Structured figure records:
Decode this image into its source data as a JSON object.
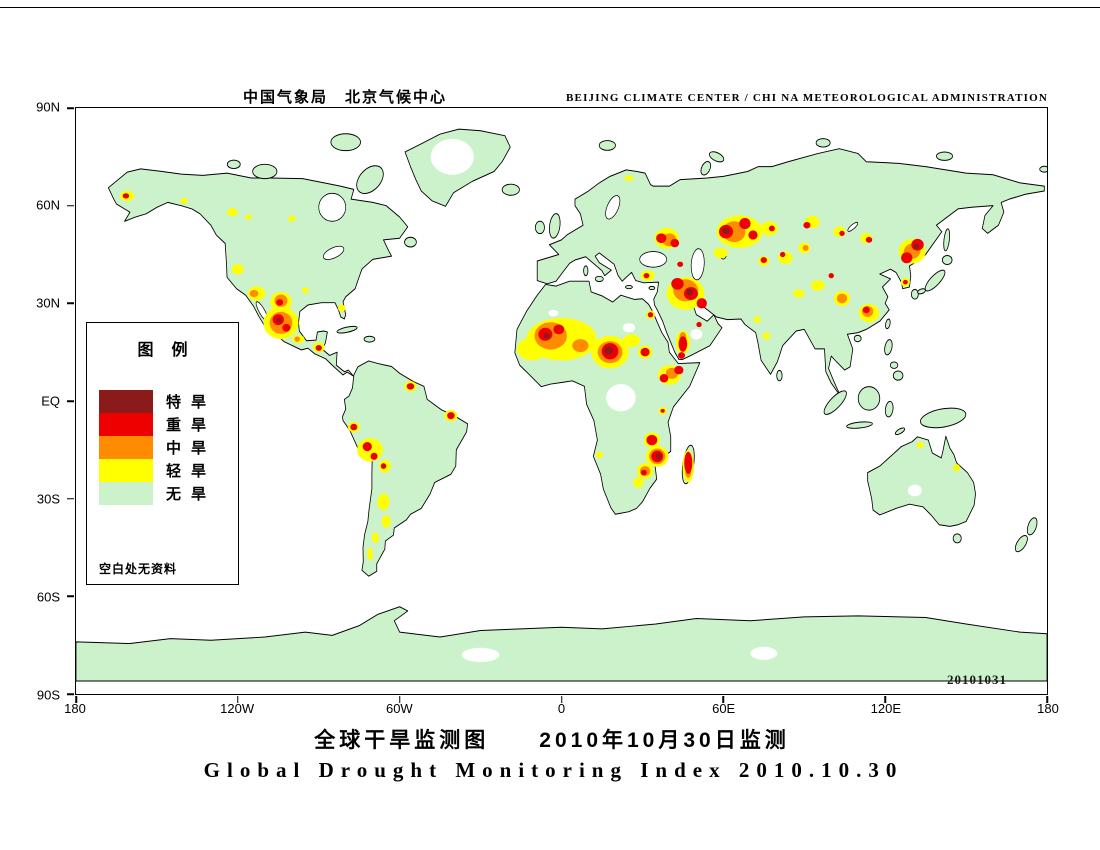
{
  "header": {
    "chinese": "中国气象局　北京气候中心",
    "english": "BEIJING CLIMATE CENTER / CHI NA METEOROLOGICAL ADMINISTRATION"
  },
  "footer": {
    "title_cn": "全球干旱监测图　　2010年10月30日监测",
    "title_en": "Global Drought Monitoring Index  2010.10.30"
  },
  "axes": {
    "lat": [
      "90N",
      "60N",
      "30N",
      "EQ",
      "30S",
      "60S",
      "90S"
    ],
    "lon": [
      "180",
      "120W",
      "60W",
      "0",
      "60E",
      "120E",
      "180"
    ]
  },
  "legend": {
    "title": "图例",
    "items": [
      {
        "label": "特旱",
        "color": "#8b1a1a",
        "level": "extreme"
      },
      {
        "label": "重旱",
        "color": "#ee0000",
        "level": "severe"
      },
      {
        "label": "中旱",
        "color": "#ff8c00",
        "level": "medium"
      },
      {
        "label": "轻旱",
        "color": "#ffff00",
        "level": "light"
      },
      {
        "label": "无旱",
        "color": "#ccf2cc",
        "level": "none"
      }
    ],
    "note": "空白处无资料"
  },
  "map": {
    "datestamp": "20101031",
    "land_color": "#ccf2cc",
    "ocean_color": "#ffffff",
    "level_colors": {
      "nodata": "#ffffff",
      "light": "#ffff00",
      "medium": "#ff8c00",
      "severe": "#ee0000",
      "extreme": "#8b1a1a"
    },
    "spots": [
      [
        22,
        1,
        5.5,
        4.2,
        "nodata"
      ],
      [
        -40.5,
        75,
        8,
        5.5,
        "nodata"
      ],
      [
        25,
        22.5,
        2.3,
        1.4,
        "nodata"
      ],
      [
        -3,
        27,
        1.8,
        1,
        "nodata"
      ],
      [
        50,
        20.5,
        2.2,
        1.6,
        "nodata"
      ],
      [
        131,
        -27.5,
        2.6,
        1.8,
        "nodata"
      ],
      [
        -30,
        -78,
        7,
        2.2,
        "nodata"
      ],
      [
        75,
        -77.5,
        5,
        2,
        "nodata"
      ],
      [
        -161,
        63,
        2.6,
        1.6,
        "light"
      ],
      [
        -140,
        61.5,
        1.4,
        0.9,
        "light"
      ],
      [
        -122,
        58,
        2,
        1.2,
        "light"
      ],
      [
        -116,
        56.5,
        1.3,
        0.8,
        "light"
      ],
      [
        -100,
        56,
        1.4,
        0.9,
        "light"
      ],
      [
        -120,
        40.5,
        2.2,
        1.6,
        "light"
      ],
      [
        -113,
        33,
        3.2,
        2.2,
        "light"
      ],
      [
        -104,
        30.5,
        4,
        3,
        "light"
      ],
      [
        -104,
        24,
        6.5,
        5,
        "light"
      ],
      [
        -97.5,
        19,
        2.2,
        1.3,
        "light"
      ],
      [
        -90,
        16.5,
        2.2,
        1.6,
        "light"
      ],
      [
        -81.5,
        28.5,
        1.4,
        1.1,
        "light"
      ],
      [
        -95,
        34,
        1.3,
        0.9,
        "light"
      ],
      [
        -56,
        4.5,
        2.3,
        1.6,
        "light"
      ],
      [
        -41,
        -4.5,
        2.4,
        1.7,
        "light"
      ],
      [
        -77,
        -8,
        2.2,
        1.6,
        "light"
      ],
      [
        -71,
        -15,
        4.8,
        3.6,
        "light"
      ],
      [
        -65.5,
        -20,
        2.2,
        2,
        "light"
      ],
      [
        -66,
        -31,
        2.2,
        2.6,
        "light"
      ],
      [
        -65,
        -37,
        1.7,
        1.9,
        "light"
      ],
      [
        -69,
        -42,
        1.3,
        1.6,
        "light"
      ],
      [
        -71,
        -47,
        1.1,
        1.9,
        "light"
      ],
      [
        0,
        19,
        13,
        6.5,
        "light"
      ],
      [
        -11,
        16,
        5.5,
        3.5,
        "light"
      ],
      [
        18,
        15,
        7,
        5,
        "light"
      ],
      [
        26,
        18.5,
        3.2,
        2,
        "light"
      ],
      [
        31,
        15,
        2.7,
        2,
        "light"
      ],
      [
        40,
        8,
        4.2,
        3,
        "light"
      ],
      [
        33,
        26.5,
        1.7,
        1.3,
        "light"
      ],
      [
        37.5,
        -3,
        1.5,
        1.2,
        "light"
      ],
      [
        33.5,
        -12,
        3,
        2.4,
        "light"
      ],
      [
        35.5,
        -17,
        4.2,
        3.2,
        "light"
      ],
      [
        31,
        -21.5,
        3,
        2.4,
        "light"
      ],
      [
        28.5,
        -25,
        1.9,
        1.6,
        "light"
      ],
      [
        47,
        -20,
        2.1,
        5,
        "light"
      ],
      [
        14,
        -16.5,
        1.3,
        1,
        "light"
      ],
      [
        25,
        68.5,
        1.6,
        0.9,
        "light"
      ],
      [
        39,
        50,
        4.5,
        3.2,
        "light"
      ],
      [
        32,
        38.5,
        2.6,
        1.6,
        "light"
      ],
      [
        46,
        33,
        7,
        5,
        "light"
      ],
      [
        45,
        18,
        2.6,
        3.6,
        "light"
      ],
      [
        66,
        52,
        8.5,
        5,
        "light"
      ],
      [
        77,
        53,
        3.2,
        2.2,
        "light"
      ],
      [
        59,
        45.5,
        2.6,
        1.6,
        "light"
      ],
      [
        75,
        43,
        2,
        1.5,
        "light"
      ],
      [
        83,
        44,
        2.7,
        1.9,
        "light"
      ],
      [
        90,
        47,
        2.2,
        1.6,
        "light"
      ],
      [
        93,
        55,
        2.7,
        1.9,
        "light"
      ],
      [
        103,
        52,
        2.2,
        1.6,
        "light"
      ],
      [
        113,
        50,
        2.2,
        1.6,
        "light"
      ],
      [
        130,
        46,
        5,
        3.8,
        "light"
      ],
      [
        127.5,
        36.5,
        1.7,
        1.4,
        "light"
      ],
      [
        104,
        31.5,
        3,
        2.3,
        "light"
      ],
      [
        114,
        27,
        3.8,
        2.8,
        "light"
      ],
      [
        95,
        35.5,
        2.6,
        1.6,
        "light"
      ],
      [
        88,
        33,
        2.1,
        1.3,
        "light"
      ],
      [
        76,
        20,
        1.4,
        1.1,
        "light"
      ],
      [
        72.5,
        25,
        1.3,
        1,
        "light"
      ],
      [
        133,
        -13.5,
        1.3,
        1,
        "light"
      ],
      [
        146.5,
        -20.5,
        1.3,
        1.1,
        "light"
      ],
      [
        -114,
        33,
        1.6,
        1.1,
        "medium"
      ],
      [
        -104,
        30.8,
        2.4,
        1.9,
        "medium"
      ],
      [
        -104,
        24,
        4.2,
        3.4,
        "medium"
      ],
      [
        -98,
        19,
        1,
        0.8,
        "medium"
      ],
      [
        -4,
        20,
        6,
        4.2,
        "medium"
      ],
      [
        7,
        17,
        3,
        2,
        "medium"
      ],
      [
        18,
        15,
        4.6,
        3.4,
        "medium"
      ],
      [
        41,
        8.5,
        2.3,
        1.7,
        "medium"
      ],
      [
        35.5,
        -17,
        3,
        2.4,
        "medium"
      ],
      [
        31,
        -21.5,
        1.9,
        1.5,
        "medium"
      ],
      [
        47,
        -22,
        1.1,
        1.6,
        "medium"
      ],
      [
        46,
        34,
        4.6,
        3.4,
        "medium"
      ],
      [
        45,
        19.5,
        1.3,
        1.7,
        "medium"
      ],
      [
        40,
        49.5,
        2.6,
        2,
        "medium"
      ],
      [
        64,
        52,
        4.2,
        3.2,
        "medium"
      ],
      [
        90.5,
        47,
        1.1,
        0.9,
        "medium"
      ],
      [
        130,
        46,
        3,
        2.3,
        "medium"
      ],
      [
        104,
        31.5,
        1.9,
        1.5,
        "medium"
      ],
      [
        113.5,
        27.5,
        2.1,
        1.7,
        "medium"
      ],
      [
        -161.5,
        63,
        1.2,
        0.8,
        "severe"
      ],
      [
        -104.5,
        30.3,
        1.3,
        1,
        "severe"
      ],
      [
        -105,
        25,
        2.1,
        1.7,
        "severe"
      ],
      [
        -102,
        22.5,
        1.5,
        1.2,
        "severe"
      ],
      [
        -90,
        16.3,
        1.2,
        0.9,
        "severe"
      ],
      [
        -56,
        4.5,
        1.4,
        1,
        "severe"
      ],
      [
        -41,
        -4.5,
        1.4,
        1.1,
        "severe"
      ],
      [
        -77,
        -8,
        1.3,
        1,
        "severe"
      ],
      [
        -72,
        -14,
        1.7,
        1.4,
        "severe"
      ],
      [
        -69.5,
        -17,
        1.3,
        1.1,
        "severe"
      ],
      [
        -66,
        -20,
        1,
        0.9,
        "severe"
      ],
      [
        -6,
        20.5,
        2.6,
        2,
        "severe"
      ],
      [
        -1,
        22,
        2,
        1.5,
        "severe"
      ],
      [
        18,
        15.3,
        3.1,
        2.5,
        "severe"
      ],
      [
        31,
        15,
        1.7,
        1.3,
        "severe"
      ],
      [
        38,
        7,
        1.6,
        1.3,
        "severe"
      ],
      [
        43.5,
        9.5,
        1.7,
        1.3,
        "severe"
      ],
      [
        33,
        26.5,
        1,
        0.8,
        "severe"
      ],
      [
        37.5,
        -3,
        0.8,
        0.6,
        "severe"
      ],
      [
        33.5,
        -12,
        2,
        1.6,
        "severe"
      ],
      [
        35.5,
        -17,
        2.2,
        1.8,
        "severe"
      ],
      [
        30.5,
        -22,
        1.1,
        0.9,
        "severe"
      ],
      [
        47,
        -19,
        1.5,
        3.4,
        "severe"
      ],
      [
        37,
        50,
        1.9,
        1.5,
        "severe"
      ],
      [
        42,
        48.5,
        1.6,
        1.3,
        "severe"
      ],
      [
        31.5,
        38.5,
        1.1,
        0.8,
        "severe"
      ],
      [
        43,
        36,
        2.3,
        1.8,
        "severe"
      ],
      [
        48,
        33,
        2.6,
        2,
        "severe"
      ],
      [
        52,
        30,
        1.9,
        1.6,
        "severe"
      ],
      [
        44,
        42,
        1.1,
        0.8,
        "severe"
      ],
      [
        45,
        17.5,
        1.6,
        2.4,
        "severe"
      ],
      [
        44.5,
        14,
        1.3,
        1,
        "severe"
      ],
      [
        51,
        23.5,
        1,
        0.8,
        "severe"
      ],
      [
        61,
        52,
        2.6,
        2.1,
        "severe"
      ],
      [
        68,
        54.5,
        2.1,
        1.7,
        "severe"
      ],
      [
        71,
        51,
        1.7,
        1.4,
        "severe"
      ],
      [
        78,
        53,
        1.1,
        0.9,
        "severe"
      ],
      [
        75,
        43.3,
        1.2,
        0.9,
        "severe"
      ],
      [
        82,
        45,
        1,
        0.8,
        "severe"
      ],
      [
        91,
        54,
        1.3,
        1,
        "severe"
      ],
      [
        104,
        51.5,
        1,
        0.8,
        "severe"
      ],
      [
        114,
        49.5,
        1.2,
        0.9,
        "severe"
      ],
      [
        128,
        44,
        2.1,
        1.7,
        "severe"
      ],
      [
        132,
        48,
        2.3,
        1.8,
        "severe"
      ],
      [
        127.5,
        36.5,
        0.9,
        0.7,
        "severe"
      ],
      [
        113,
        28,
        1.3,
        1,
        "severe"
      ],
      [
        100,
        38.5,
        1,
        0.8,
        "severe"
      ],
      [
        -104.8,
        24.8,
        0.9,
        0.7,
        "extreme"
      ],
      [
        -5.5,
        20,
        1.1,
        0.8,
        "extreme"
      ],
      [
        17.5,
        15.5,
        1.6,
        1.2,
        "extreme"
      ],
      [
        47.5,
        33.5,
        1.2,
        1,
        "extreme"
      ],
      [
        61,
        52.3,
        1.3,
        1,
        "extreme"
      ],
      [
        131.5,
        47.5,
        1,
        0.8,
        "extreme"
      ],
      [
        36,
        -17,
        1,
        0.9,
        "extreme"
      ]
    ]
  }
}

==

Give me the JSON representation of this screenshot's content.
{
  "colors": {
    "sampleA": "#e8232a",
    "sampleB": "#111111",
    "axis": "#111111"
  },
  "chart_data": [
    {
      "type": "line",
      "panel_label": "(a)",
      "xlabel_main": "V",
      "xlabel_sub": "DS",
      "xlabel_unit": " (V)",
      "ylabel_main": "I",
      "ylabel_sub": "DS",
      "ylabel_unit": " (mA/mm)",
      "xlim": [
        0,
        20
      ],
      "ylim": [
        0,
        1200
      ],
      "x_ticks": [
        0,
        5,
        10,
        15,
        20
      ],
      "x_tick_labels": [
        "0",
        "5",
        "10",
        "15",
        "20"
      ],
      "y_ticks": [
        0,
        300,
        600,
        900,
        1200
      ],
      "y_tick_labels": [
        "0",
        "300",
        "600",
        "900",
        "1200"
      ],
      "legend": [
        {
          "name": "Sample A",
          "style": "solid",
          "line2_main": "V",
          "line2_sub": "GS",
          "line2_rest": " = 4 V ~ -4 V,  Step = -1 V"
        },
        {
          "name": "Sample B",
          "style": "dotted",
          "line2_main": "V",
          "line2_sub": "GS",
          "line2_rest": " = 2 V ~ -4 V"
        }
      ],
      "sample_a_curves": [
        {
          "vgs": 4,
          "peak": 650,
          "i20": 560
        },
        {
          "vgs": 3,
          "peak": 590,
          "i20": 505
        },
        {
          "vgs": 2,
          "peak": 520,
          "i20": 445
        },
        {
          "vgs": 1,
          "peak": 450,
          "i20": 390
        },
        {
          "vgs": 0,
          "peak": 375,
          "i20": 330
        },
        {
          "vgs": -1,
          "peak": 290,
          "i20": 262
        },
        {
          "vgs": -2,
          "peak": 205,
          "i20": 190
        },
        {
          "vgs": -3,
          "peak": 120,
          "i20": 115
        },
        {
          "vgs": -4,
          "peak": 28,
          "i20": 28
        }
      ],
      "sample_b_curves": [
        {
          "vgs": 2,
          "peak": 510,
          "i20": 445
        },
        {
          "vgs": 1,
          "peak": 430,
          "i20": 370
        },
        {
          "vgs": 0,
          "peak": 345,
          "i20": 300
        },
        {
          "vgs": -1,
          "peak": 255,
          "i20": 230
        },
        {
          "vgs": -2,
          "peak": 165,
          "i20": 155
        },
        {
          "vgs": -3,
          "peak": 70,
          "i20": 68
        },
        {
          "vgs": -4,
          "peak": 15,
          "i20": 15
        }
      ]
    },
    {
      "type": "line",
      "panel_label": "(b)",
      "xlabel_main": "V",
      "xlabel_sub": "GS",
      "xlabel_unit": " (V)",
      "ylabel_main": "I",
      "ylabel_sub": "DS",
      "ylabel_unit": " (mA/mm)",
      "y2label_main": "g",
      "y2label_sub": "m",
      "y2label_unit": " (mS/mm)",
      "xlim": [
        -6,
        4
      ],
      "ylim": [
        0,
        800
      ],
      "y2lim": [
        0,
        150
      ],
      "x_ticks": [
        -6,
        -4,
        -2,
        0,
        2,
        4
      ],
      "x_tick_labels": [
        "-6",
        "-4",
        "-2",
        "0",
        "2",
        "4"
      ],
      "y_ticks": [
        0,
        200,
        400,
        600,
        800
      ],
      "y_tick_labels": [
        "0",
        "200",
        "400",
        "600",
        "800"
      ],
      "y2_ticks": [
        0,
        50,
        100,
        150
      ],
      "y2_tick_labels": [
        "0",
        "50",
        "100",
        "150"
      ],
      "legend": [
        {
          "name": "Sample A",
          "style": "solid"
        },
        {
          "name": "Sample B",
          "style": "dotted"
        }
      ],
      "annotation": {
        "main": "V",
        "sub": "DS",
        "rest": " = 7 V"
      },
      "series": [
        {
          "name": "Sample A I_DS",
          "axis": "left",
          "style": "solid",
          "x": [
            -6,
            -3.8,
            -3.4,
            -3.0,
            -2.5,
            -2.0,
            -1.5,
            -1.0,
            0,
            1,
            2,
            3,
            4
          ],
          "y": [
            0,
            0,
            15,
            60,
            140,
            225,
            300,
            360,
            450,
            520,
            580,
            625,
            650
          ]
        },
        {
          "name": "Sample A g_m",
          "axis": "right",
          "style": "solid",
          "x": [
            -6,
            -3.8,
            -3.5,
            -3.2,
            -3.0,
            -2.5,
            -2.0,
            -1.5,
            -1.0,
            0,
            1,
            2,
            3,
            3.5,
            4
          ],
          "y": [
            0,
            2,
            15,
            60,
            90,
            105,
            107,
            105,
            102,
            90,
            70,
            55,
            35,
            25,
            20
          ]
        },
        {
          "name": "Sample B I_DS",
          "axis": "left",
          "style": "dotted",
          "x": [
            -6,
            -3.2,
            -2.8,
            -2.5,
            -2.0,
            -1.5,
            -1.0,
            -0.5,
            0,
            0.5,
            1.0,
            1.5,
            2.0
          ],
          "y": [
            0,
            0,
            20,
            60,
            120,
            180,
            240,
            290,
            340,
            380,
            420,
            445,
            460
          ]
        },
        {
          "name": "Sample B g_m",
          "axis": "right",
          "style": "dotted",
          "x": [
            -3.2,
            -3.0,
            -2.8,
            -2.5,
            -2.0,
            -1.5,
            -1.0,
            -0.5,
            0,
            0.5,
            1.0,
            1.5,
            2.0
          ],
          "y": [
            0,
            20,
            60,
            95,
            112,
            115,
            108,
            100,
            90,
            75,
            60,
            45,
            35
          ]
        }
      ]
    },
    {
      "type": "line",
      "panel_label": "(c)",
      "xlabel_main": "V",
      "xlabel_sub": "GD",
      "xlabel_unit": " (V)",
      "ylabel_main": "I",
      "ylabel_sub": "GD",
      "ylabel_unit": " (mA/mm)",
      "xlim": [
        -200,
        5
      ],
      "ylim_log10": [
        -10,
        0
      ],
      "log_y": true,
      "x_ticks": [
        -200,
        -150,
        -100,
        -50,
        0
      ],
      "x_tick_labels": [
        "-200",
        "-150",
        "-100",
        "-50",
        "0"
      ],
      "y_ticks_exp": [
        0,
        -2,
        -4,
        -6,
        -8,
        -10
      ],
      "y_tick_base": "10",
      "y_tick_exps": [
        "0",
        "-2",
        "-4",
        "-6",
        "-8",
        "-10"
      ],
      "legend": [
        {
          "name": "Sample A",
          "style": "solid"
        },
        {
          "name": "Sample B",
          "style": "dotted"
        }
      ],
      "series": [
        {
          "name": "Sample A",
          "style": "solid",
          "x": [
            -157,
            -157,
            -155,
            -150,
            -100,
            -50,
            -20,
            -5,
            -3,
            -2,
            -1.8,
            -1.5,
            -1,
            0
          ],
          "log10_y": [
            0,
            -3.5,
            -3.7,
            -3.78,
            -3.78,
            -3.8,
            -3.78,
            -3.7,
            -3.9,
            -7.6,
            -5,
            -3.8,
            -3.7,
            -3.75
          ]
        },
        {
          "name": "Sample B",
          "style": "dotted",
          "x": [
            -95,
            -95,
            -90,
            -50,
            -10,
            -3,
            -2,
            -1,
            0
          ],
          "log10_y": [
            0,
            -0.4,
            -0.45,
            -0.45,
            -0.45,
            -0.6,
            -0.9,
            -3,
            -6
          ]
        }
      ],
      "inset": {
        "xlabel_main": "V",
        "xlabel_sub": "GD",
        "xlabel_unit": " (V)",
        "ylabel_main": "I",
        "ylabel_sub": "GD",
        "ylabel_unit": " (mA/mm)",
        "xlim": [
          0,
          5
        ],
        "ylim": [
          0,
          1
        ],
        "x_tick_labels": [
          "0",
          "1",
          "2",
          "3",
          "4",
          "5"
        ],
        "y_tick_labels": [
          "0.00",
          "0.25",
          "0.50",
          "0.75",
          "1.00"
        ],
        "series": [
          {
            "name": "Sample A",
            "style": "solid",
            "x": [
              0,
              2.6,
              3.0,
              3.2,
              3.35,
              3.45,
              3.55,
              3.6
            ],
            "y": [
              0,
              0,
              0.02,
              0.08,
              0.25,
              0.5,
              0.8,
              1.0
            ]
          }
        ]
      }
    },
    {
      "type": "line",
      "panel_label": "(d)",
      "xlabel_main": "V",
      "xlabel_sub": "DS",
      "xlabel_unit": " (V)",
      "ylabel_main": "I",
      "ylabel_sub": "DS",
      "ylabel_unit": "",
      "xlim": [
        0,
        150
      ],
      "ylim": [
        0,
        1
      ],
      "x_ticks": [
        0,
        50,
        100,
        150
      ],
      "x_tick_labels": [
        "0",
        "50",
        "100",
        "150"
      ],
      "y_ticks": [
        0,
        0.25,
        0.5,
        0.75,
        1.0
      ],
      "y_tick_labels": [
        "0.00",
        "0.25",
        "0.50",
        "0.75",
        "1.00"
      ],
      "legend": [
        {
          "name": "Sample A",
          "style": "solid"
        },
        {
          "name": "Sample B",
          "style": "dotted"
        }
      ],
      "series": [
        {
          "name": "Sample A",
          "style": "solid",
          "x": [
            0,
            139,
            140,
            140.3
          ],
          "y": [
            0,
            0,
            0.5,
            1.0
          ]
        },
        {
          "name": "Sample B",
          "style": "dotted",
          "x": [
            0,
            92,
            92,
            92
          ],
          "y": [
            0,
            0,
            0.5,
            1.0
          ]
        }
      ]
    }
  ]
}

*The request:* List every line from the entries above in which "this" appears.

*Exercise output:*
Decode this image into its source data as a JSON object.
Give me the JSON representation of this screenshot's content.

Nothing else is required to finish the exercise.